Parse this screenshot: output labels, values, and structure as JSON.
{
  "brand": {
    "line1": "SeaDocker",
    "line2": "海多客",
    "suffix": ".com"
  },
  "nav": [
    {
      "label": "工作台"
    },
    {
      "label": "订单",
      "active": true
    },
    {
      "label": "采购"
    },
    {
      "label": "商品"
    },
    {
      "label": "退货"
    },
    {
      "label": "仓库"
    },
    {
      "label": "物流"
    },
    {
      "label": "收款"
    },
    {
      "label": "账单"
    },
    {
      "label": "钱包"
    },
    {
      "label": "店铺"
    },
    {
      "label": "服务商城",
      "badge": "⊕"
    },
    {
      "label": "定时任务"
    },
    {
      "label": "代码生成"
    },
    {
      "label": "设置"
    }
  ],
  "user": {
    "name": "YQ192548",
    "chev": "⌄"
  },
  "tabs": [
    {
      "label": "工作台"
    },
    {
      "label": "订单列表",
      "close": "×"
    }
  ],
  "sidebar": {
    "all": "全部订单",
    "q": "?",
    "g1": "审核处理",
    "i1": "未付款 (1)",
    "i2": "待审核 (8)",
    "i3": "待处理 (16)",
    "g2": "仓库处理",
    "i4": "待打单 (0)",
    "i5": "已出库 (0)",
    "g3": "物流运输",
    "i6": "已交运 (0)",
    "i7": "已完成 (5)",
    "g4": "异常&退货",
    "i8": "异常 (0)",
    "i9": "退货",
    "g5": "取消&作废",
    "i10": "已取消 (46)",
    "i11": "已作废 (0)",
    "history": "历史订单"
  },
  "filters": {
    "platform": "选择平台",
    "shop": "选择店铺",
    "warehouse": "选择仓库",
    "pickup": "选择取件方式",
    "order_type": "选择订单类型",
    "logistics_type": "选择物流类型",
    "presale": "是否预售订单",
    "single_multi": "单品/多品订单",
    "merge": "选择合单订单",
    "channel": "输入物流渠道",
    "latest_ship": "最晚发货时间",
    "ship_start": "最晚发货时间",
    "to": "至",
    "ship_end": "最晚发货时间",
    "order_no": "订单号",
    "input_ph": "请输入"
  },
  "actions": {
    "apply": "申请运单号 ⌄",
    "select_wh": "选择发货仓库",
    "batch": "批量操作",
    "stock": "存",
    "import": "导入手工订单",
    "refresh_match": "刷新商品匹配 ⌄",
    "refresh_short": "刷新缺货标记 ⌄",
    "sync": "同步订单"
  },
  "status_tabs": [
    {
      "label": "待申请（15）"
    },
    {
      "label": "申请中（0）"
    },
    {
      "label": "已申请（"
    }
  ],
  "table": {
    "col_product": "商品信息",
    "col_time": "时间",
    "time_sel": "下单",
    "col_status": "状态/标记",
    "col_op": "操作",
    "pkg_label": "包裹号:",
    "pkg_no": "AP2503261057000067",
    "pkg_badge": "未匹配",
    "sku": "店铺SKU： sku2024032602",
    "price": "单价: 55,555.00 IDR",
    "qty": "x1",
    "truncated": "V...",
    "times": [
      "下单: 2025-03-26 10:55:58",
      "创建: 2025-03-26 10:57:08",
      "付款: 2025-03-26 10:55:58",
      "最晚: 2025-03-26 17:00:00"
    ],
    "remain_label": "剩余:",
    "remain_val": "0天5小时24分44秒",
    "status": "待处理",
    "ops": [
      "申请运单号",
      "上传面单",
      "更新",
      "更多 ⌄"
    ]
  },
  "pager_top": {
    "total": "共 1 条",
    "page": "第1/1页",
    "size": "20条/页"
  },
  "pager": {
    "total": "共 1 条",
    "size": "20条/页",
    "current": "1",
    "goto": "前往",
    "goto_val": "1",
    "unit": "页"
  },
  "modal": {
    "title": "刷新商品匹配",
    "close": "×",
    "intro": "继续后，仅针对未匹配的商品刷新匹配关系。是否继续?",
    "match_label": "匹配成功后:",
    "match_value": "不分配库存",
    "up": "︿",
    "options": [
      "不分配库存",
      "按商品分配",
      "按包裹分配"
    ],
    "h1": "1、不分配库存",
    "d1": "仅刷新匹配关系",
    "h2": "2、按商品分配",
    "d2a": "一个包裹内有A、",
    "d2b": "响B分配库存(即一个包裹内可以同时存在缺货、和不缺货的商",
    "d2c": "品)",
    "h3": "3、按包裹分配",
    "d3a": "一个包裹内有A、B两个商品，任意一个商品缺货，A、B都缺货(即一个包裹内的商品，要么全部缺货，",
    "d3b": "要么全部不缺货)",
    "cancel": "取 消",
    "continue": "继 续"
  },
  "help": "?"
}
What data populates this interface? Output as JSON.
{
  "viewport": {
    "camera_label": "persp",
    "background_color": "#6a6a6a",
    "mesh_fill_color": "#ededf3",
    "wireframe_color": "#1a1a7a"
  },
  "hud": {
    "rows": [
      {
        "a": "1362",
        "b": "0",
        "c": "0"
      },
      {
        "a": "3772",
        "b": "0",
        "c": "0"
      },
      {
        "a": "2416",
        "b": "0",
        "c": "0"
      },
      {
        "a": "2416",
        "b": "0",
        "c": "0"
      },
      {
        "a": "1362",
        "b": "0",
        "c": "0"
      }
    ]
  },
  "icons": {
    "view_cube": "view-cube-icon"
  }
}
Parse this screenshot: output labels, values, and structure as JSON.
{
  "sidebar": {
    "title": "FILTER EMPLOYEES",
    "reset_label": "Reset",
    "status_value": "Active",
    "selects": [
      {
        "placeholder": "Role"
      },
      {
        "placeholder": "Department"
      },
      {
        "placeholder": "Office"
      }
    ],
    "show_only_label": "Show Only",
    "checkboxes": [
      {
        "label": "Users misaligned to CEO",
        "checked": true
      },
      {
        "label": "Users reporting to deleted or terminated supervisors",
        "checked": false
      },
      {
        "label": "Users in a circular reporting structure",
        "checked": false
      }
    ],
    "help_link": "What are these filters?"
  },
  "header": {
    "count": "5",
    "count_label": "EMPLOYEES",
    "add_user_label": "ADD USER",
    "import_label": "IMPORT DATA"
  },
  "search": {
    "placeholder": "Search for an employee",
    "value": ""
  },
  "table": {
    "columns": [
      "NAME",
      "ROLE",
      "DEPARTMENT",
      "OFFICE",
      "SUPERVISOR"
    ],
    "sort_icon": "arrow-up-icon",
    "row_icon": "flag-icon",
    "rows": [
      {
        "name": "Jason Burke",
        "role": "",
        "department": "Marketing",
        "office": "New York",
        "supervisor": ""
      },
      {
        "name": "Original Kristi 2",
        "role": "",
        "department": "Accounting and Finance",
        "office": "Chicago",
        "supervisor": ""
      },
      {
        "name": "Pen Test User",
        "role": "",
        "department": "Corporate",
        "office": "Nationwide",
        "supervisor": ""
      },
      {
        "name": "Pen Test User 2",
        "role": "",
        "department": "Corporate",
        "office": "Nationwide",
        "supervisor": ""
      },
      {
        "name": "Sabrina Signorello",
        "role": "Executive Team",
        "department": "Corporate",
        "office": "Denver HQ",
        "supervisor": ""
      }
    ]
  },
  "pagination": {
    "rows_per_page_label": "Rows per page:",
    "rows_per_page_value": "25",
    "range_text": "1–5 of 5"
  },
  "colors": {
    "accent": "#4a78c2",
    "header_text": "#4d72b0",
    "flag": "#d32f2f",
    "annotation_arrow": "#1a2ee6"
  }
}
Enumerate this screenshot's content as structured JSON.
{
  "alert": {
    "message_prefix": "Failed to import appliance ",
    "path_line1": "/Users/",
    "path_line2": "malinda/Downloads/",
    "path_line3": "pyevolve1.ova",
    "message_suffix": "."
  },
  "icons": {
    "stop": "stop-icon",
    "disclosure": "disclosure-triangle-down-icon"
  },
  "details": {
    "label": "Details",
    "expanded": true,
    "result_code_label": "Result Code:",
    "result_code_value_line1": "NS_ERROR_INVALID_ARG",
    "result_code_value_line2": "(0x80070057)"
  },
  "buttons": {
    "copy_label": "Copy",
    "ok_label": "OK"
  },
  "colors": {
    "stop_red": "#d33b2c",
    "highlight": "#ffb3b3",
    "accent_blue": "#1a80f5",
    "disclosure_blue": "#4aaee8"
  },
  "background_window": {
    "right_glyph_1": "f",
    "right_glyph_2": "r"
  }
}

====================

WHAT IS EXPECTED
Which lines hold the word "title"? Copy all of them.

TASK SOLUTION
    "title": "刷新商品匹配",
    "title": "FILTER EMPLOYEES",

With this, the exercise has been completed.